Your objective:
Exclude the pictures and reproduce the remaining data exactly as written.

***** Data provided

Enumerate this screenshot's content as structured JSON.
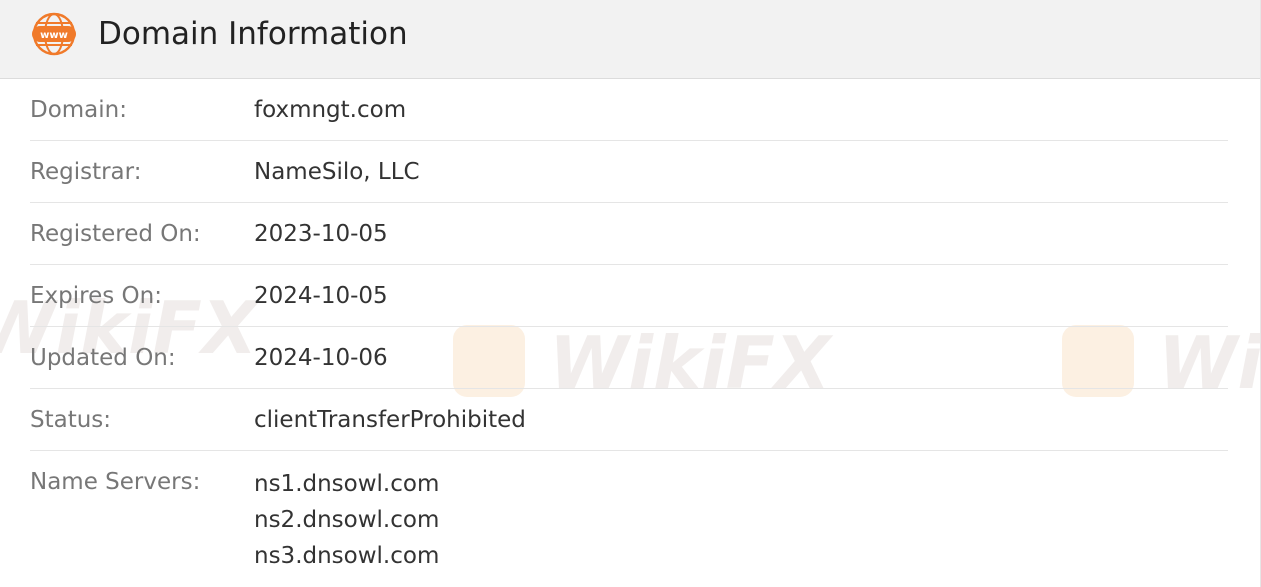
{
  "header": {
    "icon": "www-globe-icon",
    "title": "Domain Information"
  },
  "rows": [
    {
      "label": "Domain:",
      "value": "foxmngt.com"
    },
    {
      "label": "Registrar:",
      "value": "NameSilo, LLC"
    },
    {
      "label": "Registered On:",
      "value": "2023-10-05"
    },
    {
      "label": "Expires On:",
      "value": "2024-10-05"
    },
    {
      "label": "Updated On:",
      "value": "2024-10-06"
    },
    {
      "label": "Status:",
      "value": "clientTransferProhibited"
    }
  ],
  "name_servers": {
    "label": "Name Servers:",
    "values": [
      "ns1.dnsowl.com",
      "ns2.dnsowl.com",
      "ns3.dnsowl.com"
    ]
  },
  "watermark": {
    "text": "WikiFX"
  },
  "colors": {
    "header_bg": "#f2f2f2",
    "icon_accent": "#f07a2a",
    "label": "#777777",
    "value": "#333333",
    "divider": "#e5e5e5"
  }
}
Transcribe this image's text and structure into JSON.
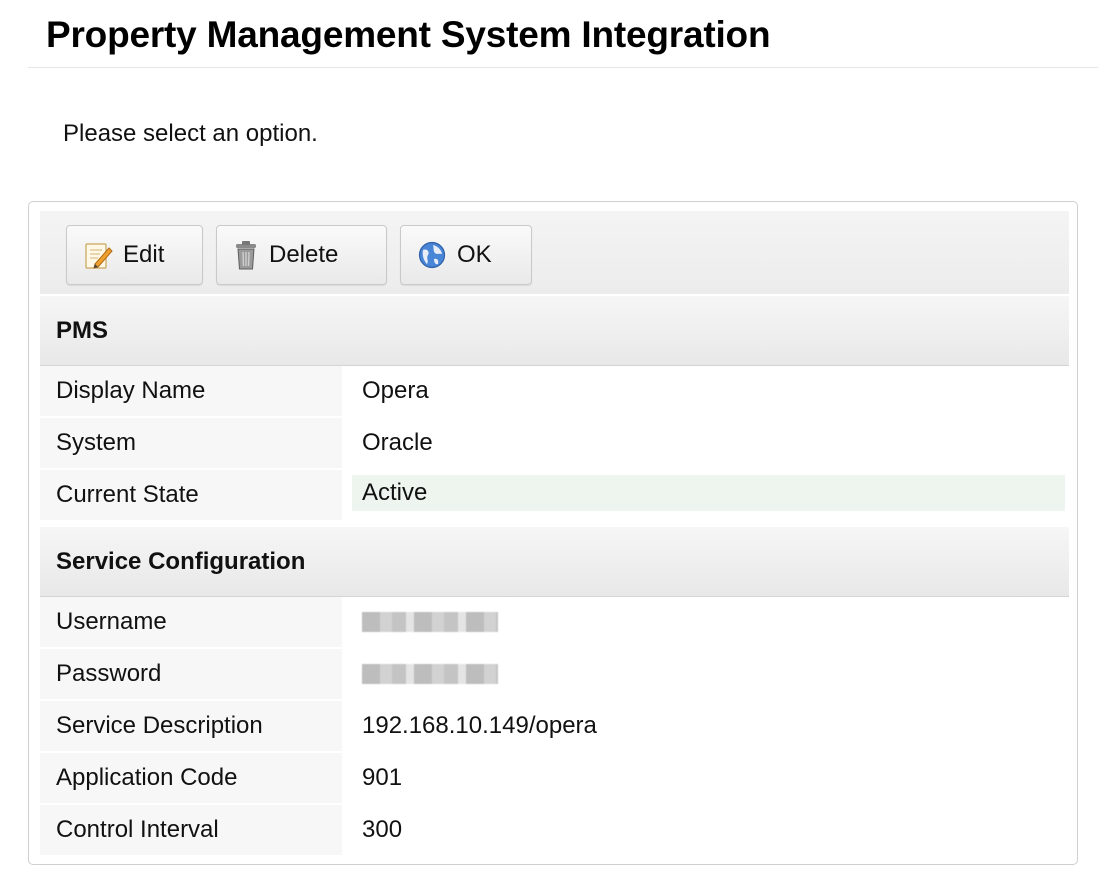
{
  "page": {
    "title": "Property Management System Integration",
    "instruction": "Please select an option."
  },
  "toolbar": {
    "edit": {
      "label": "Edit",
      "icon": "edit-icon"
    },
    "delete": {
      "label": "Delete",
      "icon": "trash-icon"
    },
    "ok": {
      "label": "OK",
      "icon": "globe-icon"
    }
  },
  "sections": {
    "pms": {
      "title": "PMS",
      "rows": [
        {
          "label": "Display Name",
          "value": "Opera"
        },
        {
          "label": "System",
          "value": "Oracle"
        },
        {
          "label": "Current State",
          "value": "Active"
        }
      ]
    },
    "service": {
      "title": "Service Configuration",
      "rows": [
        {
          "label": "Username",
          "value": ""
        },
        {
          "label": "Password",
          "value": ""
        },
        {
          "label": "Service Description",
          "value": "192.168.10.149/opera"
        },
        {
          "label": "Application Code",
          "value": "901"
        },
        {
          "label": "Control Interval",
          "value": "300"
        }
      ]
    }
  },
  "colors": {
    "active_state_bg": "#eef4ee",
    "label_bg": "#f7f7f7",
    "header_bg": "#ececec",
    "border": "#cfcfcf"
  }
}
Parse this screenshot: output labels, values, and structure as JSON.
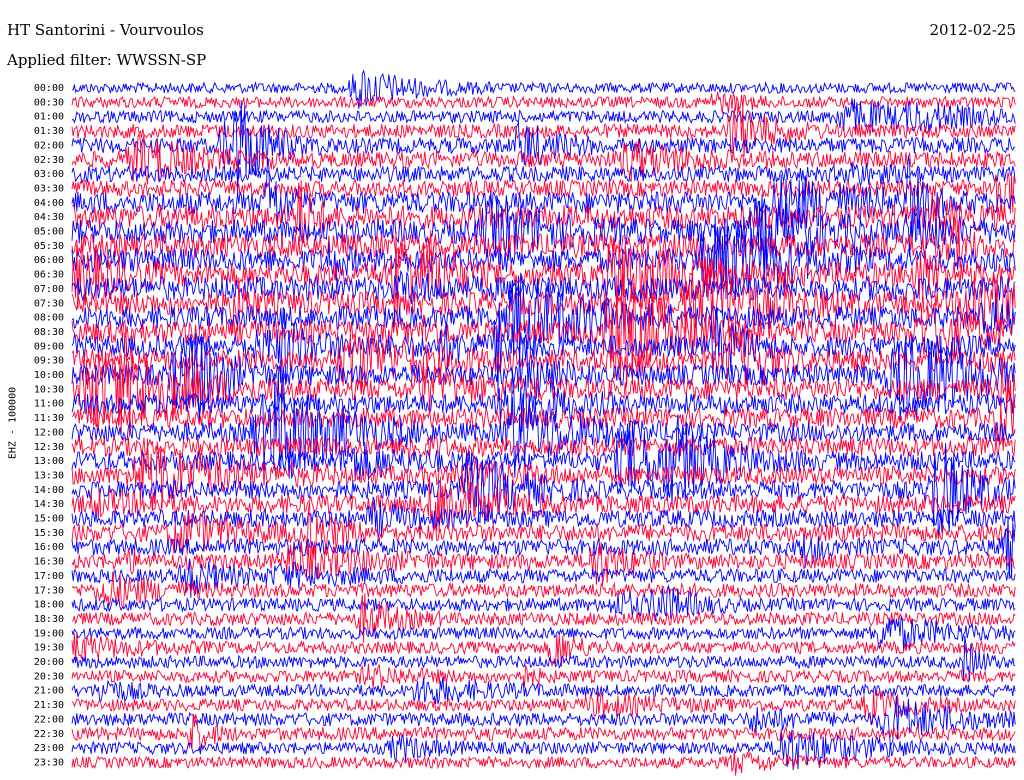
{
  "header": {
    "station": "HT Santorini - Vourvoulos",
    "date": "2012-02-25",
    "filter": "Applied filter: WWSSN-SP"
  },
  "chart_data": {
    "type": "line",
    "chart_kind": "helicorder",
    "ylabel": "EHZ - 100000",
    "colors": [
      "#0000ff",
      "#ff0033"
    ],
    "grid": false,
    "rows": [
      "00:00",
      "00:30",
      "01:00",
      "01:30",
      "02:00",
      "02:30",
      "03:00",
      "03:30",
      "04:00",
      "04:30",
      "05:00",
      "05:30",
      "06:00",
      "06:30",
      "07:00",
      "07:30",
      "08:00",
      "08:30",
      "09:00",
      "09:30",
      "10:00",
      "10:30",
      "11:00",
      "11:30",
      "12:00",
      "12:30",
      "13:00",
      "13:30",
      "14:00",
      "14:30",
      "15:00",
      "15:30",
      "16:00",
      "16:30",
      "17:00",
      "17:30",
      "18:00",
      "18:30",
      "19:00",
      "19:30",
      "20:00",
      "20:30",
      "21:00",
      "21:30",
      "22:00",
      "22:30",
      "23:00",
      "23:30"
    ],
    "row_activity": [
      0.25,
      0.3,
      0.35,
      0.45,
      0.55,
      0.6,
      0.55,
      0.6,
      0.9,
      1.0,
      1.0,
      1.0,
      1.0,
      1.0,
      1.0,
      1.0,
      0.95,
      0.95,
      0.9,
      0.9,
      0.85,
      0.85,
      0.8,
      0.8,
      0.75,
      0.75,
      0.75,
      0.7,
      0.7,
      0.7,
      0.65,
      0.65,
      0.6,
      0.55,
      0.45,
      0.45,
      0.4,
      0.4,
      0.35,
      0.35,
      0.35,
      0.35,
      0.35,
      0.35,
      0.4,
      0.4,
      0.35,
      0.3
    ]
  }
}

**********

Completed task:
Enumerate this screenshot's content as structured JSON.
{
  "header": {
    "icon": "www-globe-icon",
    "title": "Domain Information"
  },
  "rows": [
    {
      "label": "Domain:",
      "value": "foxmngt.com"
    },
    {
      "label": "Registrar:",
      "value": "NameSilo, LLC"
    },
    {
      "label": "Registered On:",
      "value": "2023-10-05"
    },
    {
      "label": "Expires On:",
      "value": "2024-10-05"
    },
    {
      "label": "Updated On:",
      "value": "2024-10-06"
    },
    {
      "label": "Status:",
      "value": "clientTransferProhibited"
    }
  ],
  "name_servers": {
    "label": "Name Servers:",
    "values": [
      "ns1.dnsowl.com",
      "ns2.dnsowl.com",
      "ns3.dnsowl.com"
    ]
  },
  "watermark": {
    "text": "WikiFX"
  },
  "colors": {
    "header_bg": "#f2f2f2",
    "icon_accent": "#f07a2a",
    "label": "#777777",
    "value": "#333333",
    "divider": "#e5e5e5"
  }
}
Transcribe this image's text and structure into JSON.
{
  "page": {
    "title": "Property Management System Integration",
    "instruction": "Please select an option."
  },
  "toolbar": {
    "edit": {
      "label": "Edit",
      "icon": "edit-icon"
    },
    "delete": {
      "label": "Delete",
      "icon": "trash-icon"
    },
    "ok": {
      "label": "OK",
      "icon": "globe-icon"
    }
  },
  "sections": {
    "pms": {
      "title": "PMS",
      "rows": [
        {
          "label": "Display Name",
          "value": "Opera"
        },
        {
          "label": "System",
          "value": "Oracle"
        },
        {
          "label": "Current State",
          "value": "Active"
        }
      ]
    },
    "service": {
      "title": "Service Configuration",
      "rows": [
        {
          "label": "Username",
          "value": ""
        },
        {
          "label": "Password",
          "value": ""
        },
        {
          "label": "Service Description",
          "value": "192.168.10.149/opera"
        },
        {
          "label": "Application Code",
          "value": "901"
        },
        {
          "label": "Control Interval",
          "value": "300"
        }
      ]
    }
  },
  "colors": {
    "active_state_bg": "#eef4ee",
    "label_bg": "#f7f7f7",
    "header_bg": "#ececec",
    "border": "#cfcfcf"
  }
}
Parse this screenshot: output labels, values, and structure as JSON.
{
  "header": {
    "station": "HT Santorini - Vourvoulos",
    "date": "2012-02-25",
    "filter": "Applied filter: WWSSN-SP"
  },
  "chart_data": {
    "type": "line",
    "chart_kind": "helicorder",
    "ylabel": "EHZ - 100000",
    "colors": [
      "#0000ff",
      "#ff0033"
    ],
    "grid": false,
    "rows": [
      "00:00",
      "00:30",
      "01:00",
      "01:30",
      "02:00",
      "02:30",
      "03:00",
      "03:30",
      "04:00",
      "04:30",
      "05:00",
      "05:30",
      "06:00",
      "06:30",
      "07:00",
      "07:30",
      "08:00",
      "08:30",
      "09:00",
      "09:30",
      "10:00",
      "10:30",
      "11:00",
      "11:30",
      "12:00",
      "12:30",
      "13:00",
      "13:30",
      "14:00",
      "14:30",
      "15:00",
      "15:30",
      "16:00",
      "16:30",
      "17:00",
      "17:30",
      "18:00",
      "18:30",
      "19:00",
      "19:30",
      "20:00",
      "20:30",
      "21:00",
      "21:30",
      "22:00",
      "22:30",
      "23:00",
      "23:30"
    ],
    "row_activity": [
      0.25,
      0.3,
      0.35,
      0.45,
      0.55,
      0.6,
      0.55,
      0.6,
      0.9,
      1.0,
      1.0,
      1.0,
      1.0,
      1.0,
      1.0,
      1.0,
      0.95,
      0.95,
      0.9,
      0.9,
      0.85,
      0.85,
      0.8,
      0.8,
      0.75,
      0.75,
      0.75,
      0.7,
      0.7,
      0.7,
      0.65,
      0.65,
      0.6,
      0.55,
      0.45,
      0.45,
      0.4,
      0.4,
      0.35,
      0.35,
      0.35,
      0.35,
      0.35,
      0.35,
      0.4,
      0.4,
      0.35,
      0.3
    ]
  }
}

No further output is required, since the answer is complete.